— Start of DATA EXTRACT —

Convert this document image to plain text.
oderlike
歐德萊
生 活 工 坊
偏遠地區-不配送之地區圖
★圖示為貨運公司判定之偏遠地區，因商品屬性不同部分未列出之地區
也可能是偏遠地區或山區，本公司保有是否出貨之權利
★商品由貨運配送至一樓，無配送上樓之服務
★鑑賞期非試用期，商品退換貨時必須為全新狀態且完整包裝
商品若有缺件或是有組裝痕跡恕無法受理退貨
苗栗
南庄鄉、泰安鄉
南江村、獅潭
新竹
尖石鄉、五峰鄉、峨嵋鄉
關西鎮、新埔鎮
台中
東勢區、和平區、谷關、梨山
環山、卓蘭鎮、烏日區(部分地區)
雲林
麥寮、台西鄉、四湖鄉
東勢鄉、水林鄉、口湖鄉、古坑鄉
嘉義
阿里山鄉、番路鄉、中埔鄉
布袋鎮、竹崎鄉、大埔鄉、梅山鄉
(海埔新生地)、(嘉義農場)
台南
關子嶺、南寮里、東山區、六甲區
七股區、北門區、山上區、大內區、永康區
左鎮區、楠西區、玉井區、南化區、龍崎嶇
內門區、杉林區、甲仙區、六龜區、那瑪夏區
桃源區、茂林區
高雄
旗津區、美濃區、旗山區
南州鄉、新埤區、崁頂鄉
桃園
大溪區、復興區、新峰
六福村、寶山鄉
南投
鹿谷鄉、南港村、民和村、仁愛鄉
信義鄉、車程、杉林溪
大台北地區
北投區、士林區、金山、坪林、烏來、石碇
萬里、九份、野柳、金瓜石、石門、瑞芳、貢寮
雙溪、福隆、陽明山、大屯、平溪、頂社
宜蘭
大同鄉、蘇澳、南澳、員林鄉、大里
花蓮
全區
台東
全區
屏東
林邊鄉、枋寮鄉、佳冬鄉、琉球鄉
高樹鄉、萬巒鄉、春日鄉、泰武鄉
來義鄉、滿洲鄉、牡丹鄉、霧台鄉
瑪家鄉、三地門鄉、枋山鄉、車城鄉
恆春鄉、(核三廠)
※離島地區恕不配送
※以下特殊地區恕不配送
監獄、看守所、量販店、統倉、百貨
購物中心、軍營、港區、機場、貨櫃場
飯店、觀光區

— End of DATA EXTRACT —

◆ EXERCISE DETAILS
Print every line of the records exactly. Omit nothing.

◆ CORRECT RESPONSE
Convert this document image to plain text.
oderlike
歐德萊
生 活 工 坊
偏遠地區-不配送之地區圖
★圖示為貨運公司判定之偏遠地區，因商品屬性不同部分未列出之地區
也可能是偏遠地區或山區，本公司保有是否出貨之權利
★商品由貨運配送至一樓，無配送上樓之服務
★鑑賞期非試用期，商品退換貨時必須為全新狀態且完整包裝
商品若有缺件或是有組裝痕跡恕無法受理退貨
苗栗
南庄鄉、泰安鄉
南江村、獅潭
新竹
尖石鄉、五峰鄉、峨嵋鄉
關西鎮、新埔鎮
台中
東勢區、和平區、谷關、梨山
環山、卓蘭鎮、烏日區(部分地區)
雲林
麥寮、台西鄉、四湖鄉
東勢鄉、水林鄉、口湖鄉、古坑鄉
嘉義
阿里山鄉、番路鄉、中埔鄉
布袋鎮、竹崎鄉、大埔鄉、梅山鄉
(海埔新生地)、(嘉義農場)
台南
關子嶺、南寮里、東山區、六甲區
七股區、北門區、山上區、大內區、永康區
左鎮區、楠西區、玉井區、南化區、龍崎嶇
內門區、杉林區、甲仙區、六龜區、那瑪夏區
桃源區、茂林區
高雄
旗津區、美濃區、旗山區
南州鄉、新埤區、崁頂鄉
桃園
大溪區、復興區、新峰
六福村、寶山鄉
南投
鹿谷鄉、南港村、民和村、仁愛鄉
信義鄉、車程、杉林溪
大台北地區
北投區、士林區、金山、坪林、烏來、石碇
萬里、九份、野柳、金瓜石、石門、瑞芳、貢寮
雙溪、福隆、陽明山、大屯、平溪、頂社
宜蘭
大同鄉、蘇澳、南澳、員林鄉、大里
花蓮
全區
台東
全區
屏東
林邊鄉、枋寮鄉、佳冬鄉、琉球鄉
高樹鄉、萬巒鄉、春日鄉、泰武鄉
來義鄉、滿洲鄉、牡丹鄉、霧台鄉
瑪家鄉、三地門鄉、枋山鄉、車城鄉
恆春鄉、(核三廠)
※離島地區恕不配送
※以下特殊地區恕不配送
監獄、看守所、量販店、統倉、百貨
購物中心、軍營、港區、機場、貨櫃場
飯店、觀光區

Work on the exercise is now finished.